**Short problem:** Each line below should be reproduced without any alteration.

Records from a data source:
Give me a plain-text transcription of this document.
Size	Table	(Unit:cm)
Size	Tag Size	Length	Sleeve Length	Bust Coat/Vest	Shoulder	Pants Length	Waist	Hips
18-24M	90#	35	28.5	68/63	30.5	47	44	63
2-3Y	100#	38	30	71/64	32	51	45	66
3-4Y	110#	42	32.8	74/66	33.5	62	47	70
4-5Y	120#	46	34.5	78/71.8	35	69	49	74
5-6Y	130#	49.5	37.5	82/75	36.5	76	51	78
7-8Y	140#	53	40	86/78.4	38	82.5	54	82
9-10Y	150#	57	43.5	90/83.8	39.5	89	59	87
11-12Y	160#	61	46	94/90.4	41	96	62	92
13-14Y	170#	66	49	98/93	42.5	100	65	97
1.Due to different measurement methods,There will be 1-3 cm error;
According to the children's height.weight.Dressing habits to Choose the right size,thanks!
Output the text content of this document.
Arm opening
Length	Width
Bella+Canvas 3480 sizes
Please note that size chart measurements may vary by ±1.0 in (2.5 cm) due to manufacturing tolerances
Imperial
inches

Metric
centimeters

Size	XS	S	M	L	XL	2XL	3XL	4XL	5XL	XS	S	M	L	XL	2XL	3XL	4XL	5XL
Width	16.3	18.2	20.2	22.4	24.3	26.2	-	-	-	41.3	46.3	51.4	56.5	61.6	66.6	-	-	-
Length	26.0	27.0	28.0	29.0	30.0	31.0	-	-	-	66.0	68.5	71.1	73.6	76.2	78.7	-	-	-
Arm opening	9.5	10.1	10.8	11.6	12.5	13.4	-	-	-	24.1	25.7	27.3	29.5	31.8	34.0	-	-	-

**Exercise response:**
Give me a plain-text transcription of this document.
Size	Table	(Unit:cm)
Size	Tag Size	Length	Sleeve Length	Bust Coat/Vest	Shoulder	Pants Length	Waist	Hips
18-24M	90#	35	28.5	68/63	30.5	47	44	63
2-3Y	100#	38	30	71/64	32	51	45	66
3-4Y	110#	42	32.8	74/66	33.5	62	47	70
4-5Y	120#	46	34.5	78/71.8	35	69	49	74
5-6Y	130#	49.5	37.5	82/75	36.5	76	51	78
7-8Y	140#	53	40	86/78.4	38	82.5	54	82
9-10Y	150#	57	43.5	90/83.8	39.5	89	59	87
11-12Y	160#	61	46	94/90.4	41	96	62	92
13-14Y	170#	66	49	98/93	42.5	100	65	97
1.Due to different measurement methods,There will be 1-3 cm error;
According to the children's height.weight.Dressing habits to Choose the right size,thanks!
Output the text content of this document.
Arm opening
Length	Width
Bella+Canvas 3480 sizes
Please note that size chart measurements may vary by ±1.0 in (2.5 cm) due to manufacturing tolerances
Imperial
inches

Metric
centimeters

Size	XS	S	M	L	XL	2XL	3XL	4XL	5XL	XS	S	M	L	XL	2XL	3XL	4XL	5XL
Width	16.3	18.2	20.2	22.4	24.3	26.2	-	-	-	41.3	46.3	51.4	56.5	61.6	66.6	-	-	-
Length	26.0	27.0	28.0	29.0	30.0	31.0	-	-	-	66.0	68.5	71.1	73.6	76.2	78.7	-	-	-
Arm opening	9.5	10.1	10.8	11.6	12.5	13.4	-	-	-	24.1	25.7	27.3	29.5	31.8	34.0	-	-	-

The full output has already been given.